**Requirements:** Transcribe each record below word for word.
** start of Records for the task **
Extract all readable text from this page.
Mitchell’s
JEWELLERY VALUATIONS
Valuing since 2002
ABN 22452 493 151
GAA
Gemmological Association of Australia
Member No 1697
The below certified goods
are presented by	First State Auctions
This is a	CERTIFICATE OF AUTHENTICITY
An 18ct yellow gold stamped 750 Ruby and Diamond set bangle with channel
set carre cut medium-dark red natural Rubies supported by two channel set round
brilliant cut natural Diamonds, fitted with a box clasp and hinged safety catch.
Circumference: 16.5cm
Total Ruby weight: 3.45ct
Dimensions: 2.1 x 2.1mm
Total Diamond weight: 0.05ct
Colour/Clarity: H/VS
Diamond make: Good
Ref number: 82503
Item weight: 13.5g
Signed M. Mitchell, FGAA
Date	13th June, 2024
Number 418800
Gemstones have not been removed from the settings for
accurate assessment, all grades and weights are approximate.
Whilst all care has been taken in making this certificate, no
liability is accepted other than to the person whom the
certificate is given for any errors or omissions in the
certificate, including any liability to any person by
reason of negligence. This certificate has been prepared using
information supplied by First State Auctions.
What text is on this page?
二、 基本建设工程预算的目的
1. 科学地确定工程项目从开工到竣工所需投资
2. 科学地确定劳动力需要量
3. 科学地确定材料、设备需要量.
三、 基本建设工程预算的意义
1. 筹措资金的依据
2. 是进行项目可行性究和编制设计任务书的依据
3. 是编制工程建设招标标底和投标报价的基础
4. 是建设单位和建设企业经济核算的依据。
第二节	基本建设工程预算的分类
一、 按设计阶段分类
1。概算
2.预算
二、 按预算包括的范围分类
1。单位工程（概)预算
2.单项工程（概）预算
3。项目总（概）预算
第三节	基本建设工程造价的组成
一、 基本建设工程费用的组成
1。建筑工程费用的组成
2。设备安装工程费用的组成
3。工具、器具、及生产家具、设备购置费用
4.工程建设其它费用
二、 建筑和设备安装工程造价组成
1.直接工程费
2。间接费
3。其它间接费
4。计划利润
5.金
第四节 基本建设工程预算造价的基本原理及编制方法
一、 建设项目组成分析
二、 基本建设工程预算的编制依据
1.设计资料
** end of Records for the task **
**Finished task:**
Extract all readable text from this page.
Mitchell’s
JEWELLERY VALUATIONS
Valuing since 2002
ABN 22452 493 151
GAA
Gemmological Association of Australia
Member No 1697
The below certified goods
are presented by	First State Auctions
This is a	CERTIFICATE OF AUTHENTICITY
An 18ct yellow gold stamped 750 Ruby and Diamond set bangle with channel
set carre cut medium-dark red natural Rubies supported by two channel set round
brilliant cut natural Diamonds, fitted with a box clasp and hinged safety catch.
Circumference: 16.5cm
Total Ruby weight: 3.45ct
Dimensions: 2.1 x 2.1mm
Total Diamond weight: 0.05ct
Colour/Clarity: H/VS
Diamond make: Good
Ref number: 82503
Item weight: 13.5g
Signed M. Mitchell, FGAA
Date	13th June, 2024
Number 418800
Gemstones have not been removed from the settings for
accurate assessment, all grades and weights are approximate.
Whilst all care has been taken in making this certificate, no
liability is accepted other than to the person whom the
certificate is given for any errors or omissions in the
certificate, including any liability to any person by
reason of negligence. This certificate has been prepared using
information supplied by First State Auctions.
What text is on this page?
二、 基本建设工程预算的目的
1. 科学地确定工程项目从开工到竣工所需投资
2. 科学地确定劳动力需要量
3. 科学地确定材料、设备需要量.
三、 基本建设工程预算的意义
1. 筹措资金的依据
2. 是进行项目可行性究和编制设计任务书的依据
3. 是编制工程建设招标标底和投标报价的基础
4. 是建设单位和建设企业经济核算的依据。
第二节	基本建设工程预算的分类
一、 按设计阶段分类
1。概算
2.预算
二、 按预算包括的范围分类
1。单位工程（概)预算
2.单项工程（概）预算
3。项目总（概）预算
第三节	基本建设工程造价的组成
一、 基本建设工程费用的组成
1。建筑工程费用的组成
2。设备安装工程费用的组成
3。工具、器具、及生产家具、设备购置费用
4.工程建设其它费用
二、 建筑和设备安装工程造价组成
1.直接工程费
2。间接费
3。其它间接费
4。计划利润
5.金
第四节 基本建设工程预算造价的基本原理及编制方法
一、 建设项目组成分析
二、 基本建设工程预算的编制依据
1.设计资料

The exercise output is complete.